サイモンはジョニーと暮らした三週間「孤独」を感じている。しかも身に染みて!

他人と一緒にいるのに感じる孤独は一人きりでいる孤独とは異なる自分の全てを拒絶されるようなものだ。隣にいるのに全く理解できずつながることも出来ない。苦痛だ。こちらの話には応じず、相槌も打たない、そして要求のみ伝えてくるジョニー。ジョニーはサイモンを見つめるつもりがない。見えていない。

エピローグでは相手の考えに従うジョニーお決まりのフレーズがサイモンに返される。だがこれはマックに対する時と意味が異なる。

三部最後にマックに返したフレーズ「あなたの望むことをしたい」

これは例えば恋人が夜景が見たいと言えば、自分は興味がなくても一緒に行こうと思うだろう。子供がアンパンマンが見たいと言えば、興味はなくてもアンパンマンショーに連れていくだろう。愛する人の喜ぶ顔が見たい、それも一番の隣で。

サイモンに言った言葉は投げやりだ。「何でもいい」

ジョニーは自分が生きていくためにサイモンと一緒にいる。相手の機嫌を損ねない一番の方法は合わせることだと思っている。
---
> [課題の概要]:
本文に書かれている事実をもとに、次の問いに答えなさい。
(a) サイモンがジョニーと暮らした期間はどれだけか。
(b) 三部の最後にジョニーがマックに返したフレーズは何か。
(c) エピローグでジョニーがサイモンに言った言葉は何か。
この後に続く記録は、ここでの作業には関わらない。
---
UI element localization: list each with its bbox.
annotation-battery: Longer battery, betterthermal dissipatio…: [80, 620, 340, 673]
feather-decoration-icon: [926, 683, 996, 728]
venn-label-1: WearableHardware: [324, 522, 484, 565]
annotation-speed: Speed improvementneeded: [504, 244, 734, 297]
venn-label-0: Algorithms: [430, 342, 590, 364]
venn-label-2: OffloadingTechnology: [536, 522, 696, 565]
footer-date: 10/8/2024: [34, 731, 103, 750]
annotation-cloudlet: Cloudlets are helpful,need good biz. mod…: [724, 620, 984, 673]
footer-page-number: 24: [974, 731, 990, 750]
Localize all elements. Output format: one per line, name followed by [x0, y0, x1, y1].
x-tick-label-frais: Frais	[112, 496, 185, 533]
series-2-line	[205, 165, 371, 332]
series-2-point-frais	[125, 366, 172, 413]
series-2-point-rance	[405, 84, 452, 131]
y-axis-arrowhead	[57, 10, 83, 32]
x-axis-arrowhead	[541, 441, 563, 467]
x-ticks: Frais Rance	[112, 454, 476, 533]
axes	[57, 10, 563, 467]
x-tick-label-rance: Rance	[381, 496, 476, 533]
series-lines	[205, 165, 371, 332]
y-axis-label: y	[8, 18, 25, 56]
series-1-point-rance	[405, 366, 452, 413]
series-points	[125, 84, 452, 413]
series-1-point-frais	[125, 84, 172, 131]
---
> [記述解答]:
(a) 三週間
(b) 「あなたの望むことをしたい」
(c) 「何でもいい」